[Dataset excerpts]
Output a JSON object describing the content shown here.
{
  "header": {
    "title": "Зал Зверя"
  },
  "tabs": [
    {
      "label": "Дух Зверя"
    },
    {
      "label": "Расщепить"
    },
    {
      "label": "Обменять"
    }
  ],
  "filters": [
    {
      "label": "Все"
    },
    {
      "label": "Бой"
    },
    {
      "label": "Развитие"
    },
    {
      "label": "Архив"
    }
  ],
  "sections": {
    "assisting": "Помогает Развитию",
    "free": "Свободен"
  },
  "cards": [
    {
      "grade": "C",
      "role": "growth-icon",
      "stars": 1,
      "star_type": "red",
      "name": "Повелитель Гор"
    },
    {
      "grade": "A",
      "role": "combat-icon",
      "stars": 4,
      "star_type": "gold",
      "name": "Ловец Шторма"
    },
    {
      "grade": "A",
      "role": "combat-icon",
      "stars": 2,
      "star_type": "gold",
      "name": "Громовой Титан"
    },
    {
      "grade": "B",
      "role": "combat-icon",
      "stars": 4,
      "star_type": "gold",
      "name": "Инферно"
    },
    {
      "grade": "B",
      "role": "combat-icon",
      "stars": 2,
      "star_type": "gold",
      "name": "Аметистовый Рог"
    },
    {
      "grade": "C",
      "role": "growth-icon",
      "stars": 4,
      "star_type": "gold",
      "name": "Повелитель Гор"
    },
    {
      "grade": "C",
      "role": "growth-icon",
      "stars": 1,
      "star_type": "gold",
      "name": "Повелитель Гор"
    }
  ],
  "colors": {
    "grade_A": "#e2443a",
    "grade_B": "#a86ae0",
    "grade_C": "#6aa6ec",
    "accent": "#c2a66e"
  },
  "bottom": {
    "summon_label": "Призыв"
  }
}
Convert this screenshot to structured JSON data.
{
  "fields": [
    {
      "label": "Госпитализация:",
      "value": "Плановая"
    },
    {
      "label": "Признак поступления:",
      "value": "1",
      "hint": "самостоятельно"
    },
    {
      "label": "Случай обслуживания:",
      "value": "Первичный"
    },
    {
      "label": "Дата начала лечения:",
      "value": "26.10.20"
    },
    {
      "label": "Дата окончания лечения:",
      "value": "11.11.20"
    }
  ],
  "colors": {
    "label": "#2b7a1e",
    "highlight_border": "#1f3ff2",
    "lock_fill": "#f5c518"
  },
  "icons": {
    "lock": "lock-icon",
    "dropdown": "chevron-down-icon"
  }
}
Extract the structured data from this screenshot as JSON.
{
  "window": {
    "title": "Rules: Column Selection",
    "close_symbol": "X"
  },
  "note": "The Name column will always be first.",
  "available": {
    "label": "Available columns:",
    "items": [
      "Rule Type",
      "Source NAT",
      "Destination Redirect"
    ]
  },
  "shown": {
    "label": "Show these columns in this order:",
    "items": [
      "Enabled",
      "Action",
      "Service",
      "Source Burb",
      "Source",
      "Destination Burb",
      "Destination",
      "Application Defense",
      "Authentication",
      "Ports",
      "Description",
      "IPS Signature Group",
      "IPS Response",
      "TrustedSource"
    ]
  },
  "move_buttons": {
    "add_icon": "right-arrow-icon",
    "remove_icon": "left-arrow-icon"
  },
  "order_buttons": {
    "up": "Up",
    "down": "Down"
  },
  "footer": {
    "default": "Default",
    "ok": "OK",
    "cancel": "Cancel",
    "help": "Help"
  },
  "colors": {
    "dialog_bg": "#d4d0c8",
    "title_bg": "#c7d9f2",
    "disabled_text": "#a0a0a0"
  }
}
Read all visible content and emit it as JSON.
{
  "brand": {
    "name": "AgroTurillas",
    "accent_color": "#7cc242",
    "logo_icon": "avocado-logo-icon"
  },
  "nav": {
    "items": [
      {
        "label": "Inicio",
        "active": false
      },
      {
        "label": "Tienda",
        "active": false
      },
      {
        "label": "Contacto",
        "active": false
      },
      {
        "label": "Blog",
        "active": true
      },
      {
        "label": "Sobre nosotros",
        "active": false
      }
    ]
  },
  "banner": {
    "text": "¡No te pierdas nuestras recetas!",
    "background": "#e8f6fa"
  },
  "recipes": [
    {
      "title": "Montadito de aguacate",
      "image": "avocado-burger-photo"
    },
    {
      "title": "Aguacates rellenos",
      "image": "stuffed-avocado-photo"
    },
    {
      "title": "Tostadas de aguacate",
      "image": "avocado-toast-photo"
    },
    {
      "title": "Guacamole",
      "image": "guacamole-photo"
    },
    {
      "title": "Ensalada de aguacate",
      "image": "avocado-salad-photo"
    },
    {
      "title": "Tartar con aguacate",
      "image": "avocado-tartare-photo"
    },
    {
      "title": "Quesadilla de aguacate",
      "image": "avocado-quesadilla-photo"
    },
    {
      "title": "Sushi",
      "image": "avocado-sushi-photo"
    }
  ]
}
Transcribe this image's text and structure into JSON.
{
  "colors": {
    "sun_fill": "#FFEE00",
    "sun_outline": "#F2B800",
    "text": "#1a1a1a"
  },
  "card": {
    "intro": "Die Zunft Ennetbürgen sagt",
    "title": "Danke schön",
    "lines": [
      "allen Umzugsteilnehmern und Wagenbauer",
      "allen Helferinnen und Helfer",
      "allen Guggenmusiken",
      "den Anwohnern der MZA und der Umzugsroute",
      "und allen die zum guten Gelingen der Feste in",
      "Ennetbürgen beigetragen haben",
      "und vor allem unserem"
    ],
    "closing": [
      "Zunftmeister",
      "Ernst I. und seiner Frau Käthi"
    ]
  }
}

### DIRECTIONS
Return the listing above in full, character for character.

### CORRECT ANSWER
Output a JSON object describing the content shown here.
{
  "header": {
    "title": "Зал Зверя"
  },
  "tabs": [
    {
      "label": "Дух Зверя"
    },
    {
      "label": "Расщепить"
    },
    {
      "label": "Обменять"
    }
  ],
  "filters": [
    {
      "label": "Все"
    },
    {
      "label": "Бой"
    },
    {
      "label": "Развитие"
    },
    {
      "label": "Архив"
    }
  ],
  "sections": {
    "assisting": "Помогает Развитию",
    "free": "Свободен"
  },
  "cards": [
    {
      "grade": "C",
      "role": "growth-icon",
      "stars": 1,
      "star_type": "red",
      "name": "Повелитель Гор"
    },
    {
      "grade": "A",
      "role": "combat-icon",
      "stars": 4,
      "star_type": "gold",
      "name": "Ловец Шторма"
    },
    {
      "grade": "A",
      "role": "combat-icon",
      "stars": 2,
      "star_type": "gold",
      "name": "Громовой Титан"
    },
    {
      "grade": "B",
      "role": "combat-icon",
      "stars": 4,
      "star_type": "gold",
      "name": "Инферно"
    },
    {
      "grade": "B",
      "role": "combat-icon",
      "stars": 2,
      "star_type": "gold",
      "name": "Аметистовый Рог"
    },
    {
      "grade": "C",
      "role": "growth-icon",
      "stars": 4,
      "star_type": "gold",
      "name": "Повелитель Гор"
    },
    {
      "grade": "C",
      "role": "growth-icon",
      "stars": 1,
      "star_type": "gold",
      "name": "Повелитель Гор"
    }
  ],
  "colors": {
    "grade_A": "#e2443a",
    "grade_B": "#a86ae0",
    "grade_C": "#6aa6ec",
    "accent": "#c2a66e"
  },
  "bottom": {
    "summon_label": "Призыв"
  }
}
Convert this screenshot to structured JSON data.
{
  "fields": [
    {
      "label": "Госпитализация:",
      "value": "Плановая"
    },
    {
      "label": "Признак поступления:",
      "value": "1",
      "hint": "самостоятельно"
    },
    {
      "label": "Случай обслуживания:",
      "value": "Первичный"
    },
    {
      "label": "Дата начала лечения:",
      "value": "26.10.20"
    },
    {
      "label": "Дата окончания лечения:",
      "value": "11.11.20"
    }
  ],
  "colors": {
    "label": "#2b7a1e",
    "highlight_border": "#1f3ff2",
    "lock_fill": "#f5c518"
  },
  "icons": {
    "lock": "lock-icon",
    "dropdown": "chevron-down-icon"
  }
}
Extract the structured data from this screenshot as JSON.
{
  "window": {
    "title": "Rules: Column Selection",
    "close_symbol": "X"
  },
  "note": "The Name column will always be first.",
  "available": {
    "label": "Available columns:",
    "items": [
      "Rule Type",
      "Source NAT",
      "Destination Redirect"
    ]
  },
  "shown": {
    "label": "Show these columns in this order:",
    "items": [
      "Enabled",
      "Action",
      "Service",
      "Source Burb",
      "Source",
      "Destination Burb",
      "Destination",
      "Application Defense",
      "Authentication",
      "Ports",
      "Description",
      "IPS Signature Group",
      "IPS Response",
      "TrustedSource"
    ]
  },
  "move_buttons": {
    "add_icon": "right-arrow-icon",
    "remove_icon": "left-arrow-icon"
  },
  "order_buttons": {
    "up": "Up",
    "down": "Down"
  },
  "footer": {
    "default": "Default",
    "ok": "OK",
    "cancel": "Cancel",
    "help": "Help"
  },
  "colors": {
    "dialog_bg": "#d4d0c8",
    "title_bg": "#c7d9f2",
    "disabled_text": "#a0a0a0"
  }
}
Read all visible content and emit it as JSON.
{
  "brand": {
    "name": "AgroTurillas",
    "accent_color": "#7cc242",
    "logo_icon": "avocado-logo-icon"
  },
  "nav": {
    "items": [
      {
        "label": "Inicio",
        "active": false
      },
      {
        "label": "Tienda",
        "active": false
      },
      {
        "label": "Contacto",
        "active": false
      },
      {
        "label": "Blog",
        "active": true
      },
      {
        "label": "Sobre nosotros",
        "active": false
      }
    ]
  },
  "banner": {
    "text": "¡No te pierdas nuestras recetas!",
    "background": "#e8f6fa"
  },
  "recipes": [
    {
      "title": "Montadito de aguacate",
      "image": "avocado-burger-photo"
    },
    {
      "title": "Aguacates rellenos",
      "image": "stuffed-avocado-photo"
    },
    {
      "title": "Tostadas de aguacate",
      "image": "avocado-toast-photo"
    },
    {
      "title": "Guacamole",
      "image": "guacamole-photo"
    },
    {
      "title": "Ensalada de aguacate",
      "image": "avocado-salad-photo"
    },
    {
      "title": "Tartar con aguacate",
      "image": "avocado-tartare-photo"
    },
    {
      "title": "Quesadilla de aguacate",
      "image": "avocado-quesadilla-photo"
    },
    {
      "title": "Sushi",
      "image": "avocado-sushi-photo"
    }
  ]
}
Transcribe this image's text and structure into JSON.
{
  "colors": {
    "sun_fill": "#FFEE00",
    "sun_outline": "#F2B800",
    "text": "#1a1a1a"
  },
  "card": {
    "intro": "Die Zunft Ennetbürgen sagt",
    "title": "Danke schön",
    "lines": [
      "allen Umzugsteilnehmern und Wagenbauer",
      "allen Helferinnen und Helfer",
      "allen Guggenmusiken",
      "den Anwohnern der MZA und der Umzugsroute",
      "und allen die zum guten Gelingen der Feste in",
      "Ennetbürgen beigetragen haben",
      "und vor allem unserem"
    ],
    "closing": [
      "Zunftmeister",
      "Ernst I. und seiner Frau Käthi"
    ]
  }
}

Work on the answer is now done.